* [Records for this exercise]

--- BEGIN ---

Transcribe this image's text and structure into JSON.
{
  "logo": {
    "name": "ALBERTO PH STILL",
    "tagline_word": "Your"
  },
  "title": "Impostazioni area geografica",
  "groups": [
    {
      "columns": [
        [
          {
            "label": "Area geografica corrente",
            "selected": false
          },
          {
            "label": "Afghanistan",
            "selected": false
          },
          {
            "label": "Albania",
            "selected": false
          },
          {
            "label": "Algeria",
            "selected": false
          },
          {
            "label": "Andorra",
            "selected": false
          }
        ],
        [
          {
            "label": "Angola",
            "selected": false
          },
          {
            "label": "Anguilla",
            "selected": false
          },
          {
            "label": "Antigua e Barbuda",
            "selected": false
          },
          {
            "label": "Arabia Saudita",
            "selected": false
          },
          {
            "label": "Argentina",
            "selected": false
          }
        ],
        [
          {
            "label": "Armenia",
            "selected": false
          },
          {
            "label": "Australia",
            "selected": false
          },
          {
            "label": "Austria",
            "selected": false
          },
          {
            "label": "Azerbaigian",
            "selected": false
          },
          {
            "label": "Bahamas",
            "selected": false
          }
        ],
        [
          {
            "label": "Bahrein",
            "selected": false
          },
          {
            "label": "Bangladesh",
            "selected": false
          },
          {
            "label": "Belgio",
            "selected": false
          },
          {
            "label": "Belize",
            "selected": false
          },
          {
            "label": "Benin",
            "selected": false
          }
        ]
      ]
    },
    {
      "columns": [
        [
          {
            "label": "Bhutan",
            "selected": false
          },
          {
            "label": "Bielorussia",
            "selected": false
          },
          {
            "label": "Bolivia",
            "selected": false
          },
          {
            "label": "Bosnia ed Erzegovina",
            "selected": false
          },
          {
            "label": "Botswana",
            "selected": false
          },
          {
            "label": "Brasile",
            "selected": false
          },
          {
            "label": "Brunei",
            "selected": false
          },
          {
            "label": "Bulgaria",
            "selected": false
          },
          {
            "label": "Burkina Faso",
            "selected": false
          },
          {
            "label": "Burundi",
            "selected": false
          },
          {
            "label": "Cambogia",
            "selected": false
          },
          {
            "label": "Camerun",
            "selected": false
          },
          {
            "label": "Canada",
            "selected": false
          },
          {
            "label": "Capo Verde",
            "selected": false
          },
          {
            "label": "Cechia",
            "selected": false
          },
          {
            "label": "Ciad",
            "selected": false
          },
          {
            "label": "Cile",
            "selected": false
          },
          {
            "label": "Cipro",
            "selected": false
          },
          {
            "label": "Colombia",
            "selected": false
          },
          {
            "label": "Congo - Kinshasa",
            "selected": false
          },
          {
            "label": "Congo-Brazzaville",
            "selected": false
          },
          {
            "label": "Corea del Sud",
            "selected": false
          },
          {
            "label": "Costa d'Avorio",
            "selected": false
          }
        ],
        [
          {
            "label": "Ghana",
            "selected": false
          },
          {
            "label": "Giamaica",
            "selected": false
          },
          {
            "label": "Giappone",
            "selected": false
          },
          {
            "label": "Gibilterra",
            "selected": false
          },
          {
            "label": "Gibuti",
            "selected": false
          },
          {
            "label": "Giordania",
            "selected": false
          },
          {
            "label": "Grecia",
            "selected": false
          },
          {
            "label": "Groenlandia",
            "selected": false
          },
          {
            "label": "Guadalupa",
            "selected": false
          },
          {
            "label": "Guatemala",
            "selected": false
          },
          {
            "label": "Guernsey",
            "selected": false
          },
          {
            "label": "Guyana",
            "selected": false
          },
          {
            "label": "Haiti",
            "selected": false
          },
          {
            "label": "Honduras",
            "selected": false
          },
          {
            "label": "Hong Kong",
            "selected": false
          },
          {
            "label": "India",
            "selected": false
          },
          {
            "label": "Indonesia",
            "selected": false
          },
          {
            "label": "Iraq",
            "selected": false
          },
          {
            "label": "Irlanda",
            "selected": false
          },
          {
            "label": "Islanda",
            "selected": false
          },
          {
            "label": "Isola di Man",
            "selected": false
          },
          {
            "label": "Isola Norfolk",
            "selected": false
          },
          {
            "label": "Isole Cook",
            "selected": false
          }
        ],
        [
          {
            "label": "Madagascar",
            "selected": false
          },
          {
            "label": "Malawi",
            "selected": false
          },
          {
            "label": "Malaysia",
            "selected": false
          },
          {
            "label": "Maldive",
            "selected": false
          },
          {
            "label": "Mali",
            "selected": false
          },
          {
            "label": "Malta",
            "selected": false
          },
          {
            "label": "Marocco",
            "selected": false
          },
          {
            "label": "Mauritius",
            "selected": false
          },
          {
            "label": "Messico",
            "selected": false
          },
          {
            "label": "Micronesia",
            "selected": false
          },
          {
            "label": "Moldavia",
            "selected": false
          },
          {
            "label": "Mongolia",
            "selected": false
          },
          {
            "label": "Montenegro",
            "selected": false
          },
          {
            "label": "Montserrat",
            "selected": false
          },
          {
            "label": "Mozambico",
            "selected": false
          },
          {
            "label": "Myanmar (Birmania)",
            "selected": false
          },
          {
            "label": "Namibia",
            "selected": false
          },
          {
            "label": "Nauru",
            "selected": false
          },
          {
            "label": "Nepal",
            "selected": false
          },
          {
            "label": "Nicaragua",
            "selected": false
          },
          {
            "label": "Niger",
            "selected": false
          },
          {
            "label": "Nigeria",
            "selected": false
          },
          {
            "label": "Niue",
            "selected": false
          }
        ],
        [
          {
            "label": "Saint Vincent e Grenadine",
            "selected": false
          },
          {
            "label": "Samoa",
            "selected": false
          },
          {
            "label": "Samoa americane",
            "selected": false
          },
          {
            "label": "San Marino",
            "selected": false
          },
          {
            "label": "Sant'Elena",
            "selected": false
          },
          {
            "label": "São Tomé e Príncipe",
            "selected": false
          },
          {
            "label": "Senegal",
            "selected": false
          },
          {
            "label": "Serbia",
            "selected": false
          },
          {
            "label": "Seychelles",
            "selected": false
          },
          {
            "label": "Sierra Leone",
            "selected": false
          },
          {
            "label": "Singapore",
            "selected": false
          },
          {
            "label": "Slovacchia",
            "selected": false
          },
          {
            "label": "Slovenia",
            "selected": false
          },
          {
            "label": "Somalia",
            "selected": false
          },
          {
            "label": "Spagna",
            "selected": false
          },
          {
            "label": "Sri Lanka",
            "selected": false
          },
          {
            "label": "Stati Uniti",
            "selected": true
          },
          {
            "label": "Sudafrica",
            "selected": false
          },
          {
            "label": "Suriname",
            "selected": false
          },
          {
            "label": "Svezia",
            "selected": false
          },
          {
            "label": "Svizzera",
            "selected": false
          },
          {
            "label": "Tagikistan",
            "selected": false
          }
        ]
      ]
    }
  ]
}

--- END ---

* [Your objective]
Give the listing again, word for word.

* [Result for this exercise]
Transcribe this image's text and structure into JSON.
{
  "logo": {
    "name": "ALBERTO PH STILL",
    "tagline_word": "Your"
  },
  "title": "Impostazioni area geografica",
  "groups": [
    {
      "columns": [
        [
          {
            "label": "Area geografica corrente",
            "selected": false
          },
          {
            "label": "Afghanistan",
            "selected": false
          },
          {
            "label": "Albania",
            "selected": false
          },
          {
            "label": "Algeria",
            "selected": false
          },
          {
            "label": "Andorra",
            "selected": false
          }
        ],
        [
          {
            "label": "Angola",
            "selected": false
          },
          {
            "label": "Anguilla",
            "selected": false
          },
          {
            "label": "Antigua e Barbuda",
            "selected": false
          },
          {
            "label": "Arabia Saudita",
            "selected": false
          },
          {
            "label": "Argentina",
            "selected": false
          }
        ],
        [
          {
            "label": "Armenia",
            "selected": false
          },
          {
            "label": "Australia",
            "selected": false
          },
          {
            "label": "Austria",
            "selected": false
          },
          {
            "label": "Azerbaigian",
            "selected": false
          },
          {
            "label": "Bahamas",
            "selected": false
          }
        ],
        [
          {
            "label": "Bahrein",
            "selected": false
          },
          {
            "label": "Bangladesh",
            "selected": false
          },
          {
            "label": "Belgio",
            "selected": false
          },
          {
            "label": "Belize",
            "selected": false
          },
          {
            "label": "Benin",
            "selected": false
          }
        ]
      ]
    },
    {
      "columns": [
        [
          {
            "label": "Bhutan",
            "selected": false
          },
          {
            "label": "Bielorussia",
            "selected": false
          },
          {
            "label": "Bolivia",
            "selected": false
          },
          {
            "label": "Bosnia ed Erzegovina",
            "selected": false
          },
          {
            "label": "Botswana",
            "selected": false
          },
          {
            "label": "Brasile",
            "selected": false
          },
          {
            "label": "Brunei",
            "selected": false
          },
          {
            "label": "Bulgaria",
            "selected": false
          },
          {
            "label": "Burkina Faso",
            "selected": false
          },
          {
            "label": "Burundi",
            "selected": false
          },
          {
            "label": "Cambogia",
            "selected": false
          },
          {
            "label": "Camerun",
            "selected": false
          },
          {
            "label": "Canada",
            "selected": false
          },
          {
            "label": "Capo Verde",
            "selected": false
          },
          {
            "label": "Cechia",
            "selected": false
          },
          {
            "label": "Ciad",
            "selected": false
          },
          {
            "label": "Cile",
            "selected": false
          },
          {
            "label": "Cipro",
            "selected": false
          },
          {
            "label": "Colombia",
            "selected": false
          },
          {
            "label": "Congo - Kinshasa",
            "selected": false
          },
          {
            "label": "Congo-Brazzaville",
            "selected": false
          },
          {
            "label": "Corea del Sud",
            "selected": false
          },
          {
            "label": "Costa d'Avorio",
            "selected": false
          }
        ],
        [
          {
            "label": "Ghana",
            "selected": false
          },
          {
            "label": "Giamaica",
            "selected": false
          },
          {
            "label": "Giappone",
            "selected": false
          },
          {
            "label": "Gibilterra",
            "selected": false
          },
          {
            "label": "Gibuti",
            "selected": false
          },
          {
            "label": "Giordania",
            "selected": false
          },
          {
            "label": "Grecia",
            "selected": false
          },
          {
            "label": "Groenlandia",
            "selected": false
          },
          {
            "label": "Guadalupa",
            "selected": false
          },
          {
            "label": "Guatemala",
            "selected": false
          },
          {
            "label": "Guernsey",
            "selected": false
          },
          {
            "label": "Guyana",
            "selected": false
          },
          {
            "label": "Haiti",
            "selected": false
          },
          {
            "label": "Honduras",
            "selected": false
          },
          {
            "label": "Hong Kong",
            "selected": false
          },
          {
            "label": "India",
            "selected": false
          },
          {
            "label": "Indonesia",
            "selected": false
          },
          {
            "label": "Iraq",
            "selected": false
          },
          {
            "label": "Irlanda",
            "selected": false
          },
          {
            "label": "Islanda",
            "selected": false
          },
          {
            "label": "Isola di Man",
            "selected": false
          },
          {
            "label": "Isola Norfolk",
            "selected": false
          },
          {
            "label": "Isole Cook",
            "selected": false
          }
        ],
        [
          {
            "label": "Madagascar",
            "selected": false
          },
          {
            "label": "Malawi",
            "selected": false
          },
          {
            "label": "Malaysia",
            "selected": false
          },
          {
            "label": "Maldive",
            "selected": false
          },
          {
            "label": "Mali",
            "selected": false
          },
          {
            "label": "Malta",
            "selected": false
          },
          {
            "label": "Marocco",
            "selected": false
          },
          {
            "label": "Mauritius",
            "selected": false
          },
          {
            "label": "Messico",
            "selected": false
          },
          {
            "label": "Micronesia",
            "selected": false
          },
          {
            "label": "Moldavia",
            "selected": false
          },
          {
            "label": "Mongolia",
            "selected": false
          },
          {
            "label": "Montenegro",
            "selected": false
          },
          {
            "label": "Montserrat",
            "selected": false
          },
          {
            "label": "Mozambico",
            "selected": false
          },
          {
            "label": "Myanmar (Birmania)",
            "selected": false
          },
          {
            "label": "Namibia",
            "selected": false
          },
          {
            "label": "Nauru",
            "selected": false
          },
          {
            "label": "Nepal",
            "selected": false
          },
          {
            "label": "Nicaragua",
            "selected": false
          },
          {
            "label": "Niger",
            "selected": false
          },
          {
            "label": "Nigeria",
            "selected": false
          },
          {
            "label": "Niue",
            "selected": false
          }
        ],
        [
          {
            "label": "Saint Vincent e Grenadine",
            "selected": false
          },
          {
            "label": "Samoa",
            "selected": false
          },
          {
            "label": "Samoa americane",
            "selected": false
          },
          {
            "label": "San Marino",
            "selected": false
          },
          {
            "label": "Sant'Elena",
            "selected": false
          },
          {
            "label": "São Tomé e Príncipe",
            "selected": false
          },
          {
            "label": "Senegal",
            "selected": false
          },
          {
            "label": "Serbia",
            "selected": false
          },
          {
            "label": "Seychelles",
            "selected": false
          },
          {
            "label": "Sierra Leone",
            "selected": false
          },
          {
            "label": "Singapore",
            "selected": false
          },
          {
            "label": "Slovacchia",
            "selected": false
          },
          {
            "label": "Slovenia",
            "selected": false
          },
          {
            "label": "Somalia",
            "selected": false
          },
          {
            "label": "Spagna",
            "selected": false
          },
          {
            "label": "Sri Lanka",
            "selected": false
          },
          {
            "label": "Stati Uniti",
            "selected": true
          },
          {
            "label": "Sudafrica",
            "selected": false
          },
          {
            "label": "Suriname",
            "selected": false
          },
          {
            "label": "Svezia",
            "selected": false
          },
          {
            "label": "Svizzera",
            "selected": false
          },
          {
            "label": "Tagikistan",
            "selected": false
          }
        ]
      ]
    }
  ]
}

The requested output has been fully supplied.